(DATASET ENTRIES)

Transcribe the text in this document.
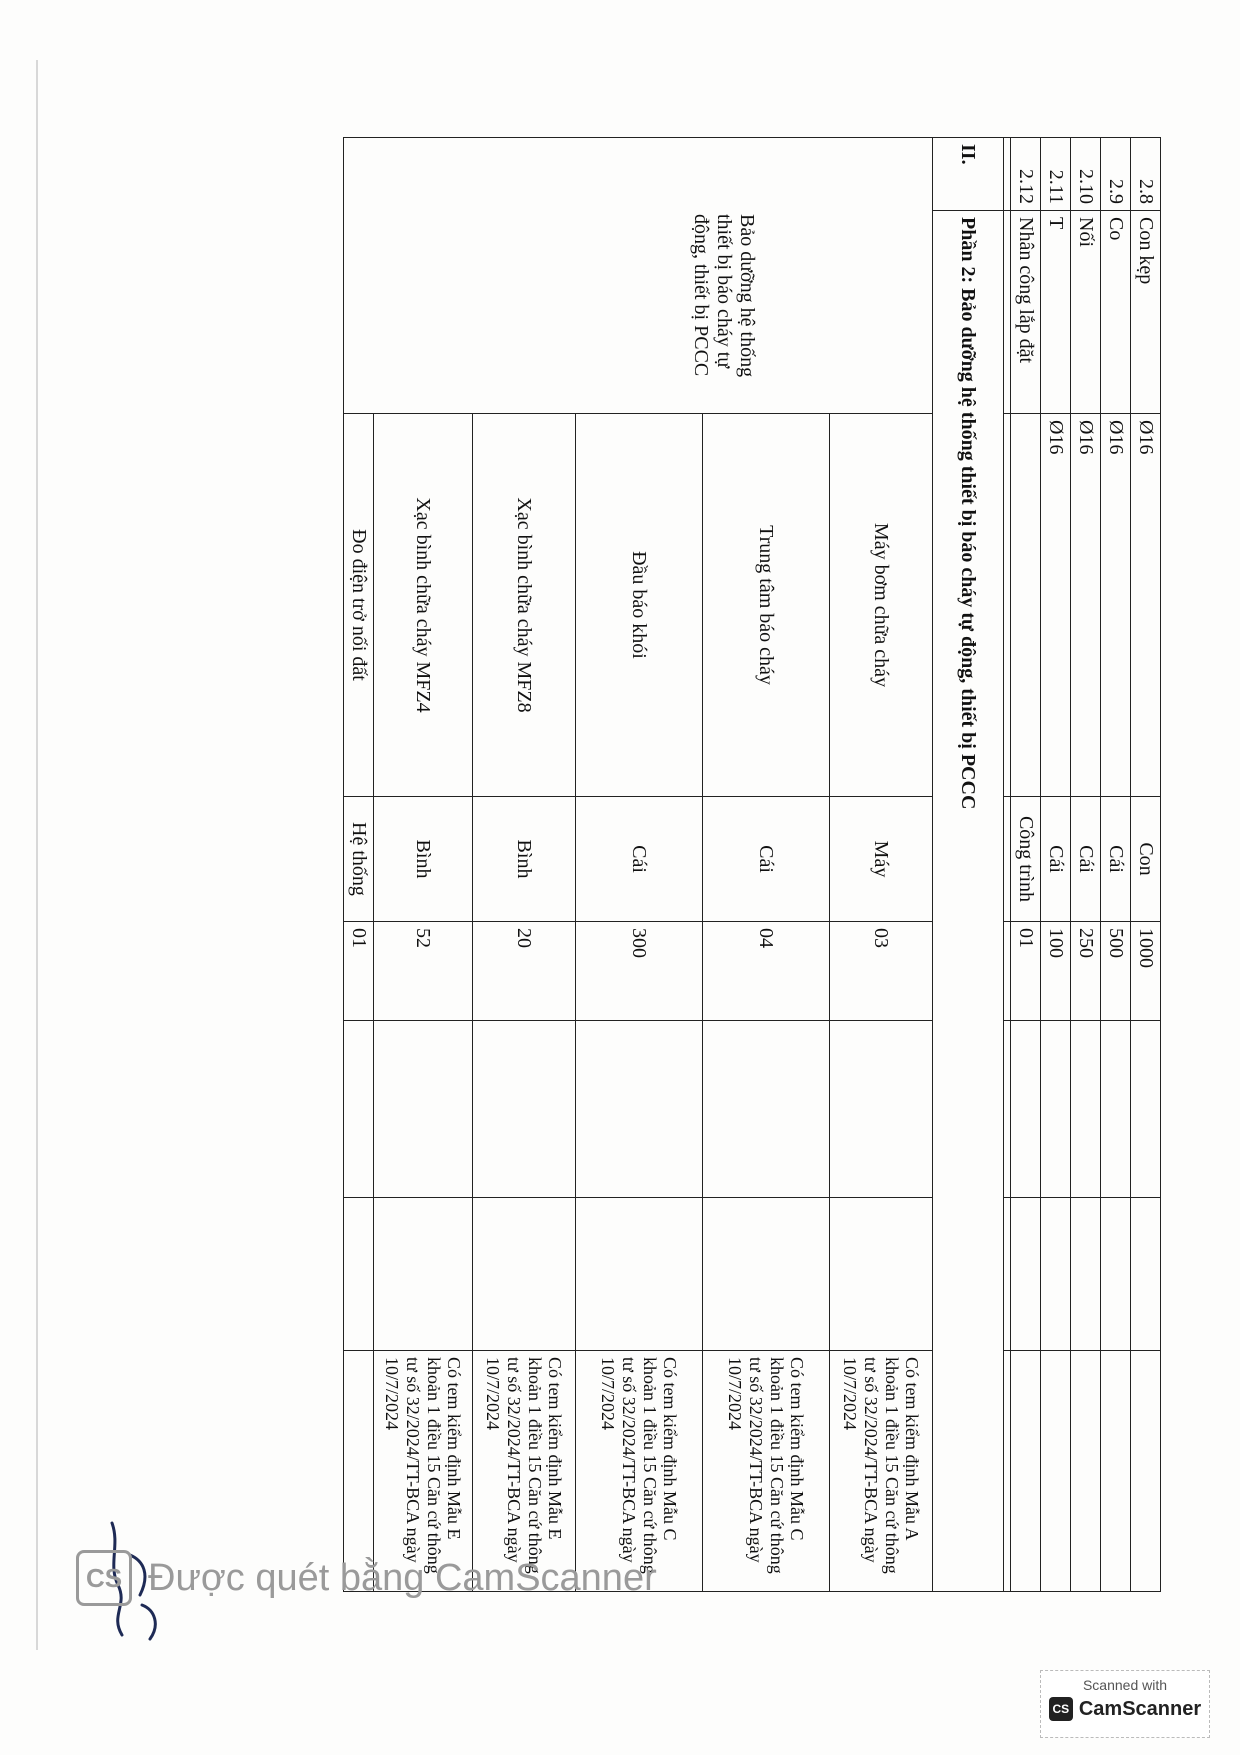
2.8	Con kẹp	Ø16	Con	1000			
2.9	Co	Ø16	Cái	500			
2.10	Nối	Ø16	Cái	250			
2.11	T	Ø16	Cái	100			
2.12	Nhân công lắp đặt		Công trình	01			

II.	Phần 2: Bảo dưỡng hệ thống thiết bị báo cháy tự động, thiết bị PCCC						

Bảo dưỡng hệ thống thiết bị báo cháy tự động, thiết bị PCCC		Máy bơm chữa cháy	Máy	03			Có tem kiểm định Mẫu A khoản 1 điều 15 Căn cứ thông tư số 32/2024/TT-BCA ngày 10/7/2024
		Trung tâm báo cháy	Cái	04			Có tem kiểm định Mẫu C khoản 1 điều 15 Căn cứ thông tư số 32/2024/TT-BCA ngày 10/7/2024
		Đầu báo khói	Cái	300			Có tem kiểm định Mẫu C khoản 1 điều 15 Căn cứ thông tư số 32/2024/TT-BCA ngày 10/7/2024
		Xạc bình chữa cháy MFZ8	Bình	20			Có tem kiểm định Mẫu E khoản 1 điều 15 Căn cứ thông tư số 32/2024/TT-BCA ngày 10/7/2024
		Xạc bình chữa cháy MFZ4	Bình	52			Có tem kiểm định Mẫu E khoản 1 điều 15 Căn cứ thông tư số 32/2024/TT-BCA ngày 10/7/2024
		Đo điện trở nối đất	Hệ thống	01			
CS Được quét bằng CamScanner
Scanned with
CS CamScanner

(WORK REQUIRED)
Transcribe the complete set of entries verbatim. No pictures belong in the copy.

(RESPONSE FOR THIS EXERCISE)
Transcribe the text in this document.
2.8	Con kẹp	Ø16	Con	1000			
2.9	Co	Ø16	Cái	500			
2.10	Nối	Ø16	Cái	250			
2.11	T	Ø16	Cái	100			
2.12	Nhân công lắp đặt		Công trình	01			

II.	Phần 2: Bảo dưỡng hệ thống thiết bị báo cháy tự động, thiết bị PCCC						

Bảo dưỡng hệ thống thiết bị báo cháy tự động, thiết bị PCCC		Máy bơm chữa cháy	Máy	03			Có tem kiểm định Mẫu A khoản 1 điều 15 Căn cứ thông tư số 32/2024/TT-BCA ngày 10/7/2024
		Trung tâm báo cháy	Cái	04			Có tem kiểm định Mẫu C khoản 1 điều 15 Căn cứ thông tư số 32/2024/TT-BCA ngày 10/7/2024
		Đầu báo khói	Cái	300			Có tem kiểm định Mẫu C khoản 1 điều 15 Căn cứ thông tư số 32/2024/TT-BCA ngày 10/7/2024
		Xạc bình chữa cháy MFZ8	Bình	20			Có tem kiểm định Mẫu E khoản 1 điều 15 Căn cứ thông tư số 32/2024/TT-BCA ngày 10/7/2024
		Xạc bình chữa cháy MFZ4	Bình	52			Có tem kiểm định Mẫu E khoản 1 điều 15 Căn cứ thông tư số 32/2024/TT-BCA ngày 10/7/2024
		Đo điện trở nối đất	Hệ thống	01			
CS Được quét bằng CamScanner
Scanned with
CS CamScanner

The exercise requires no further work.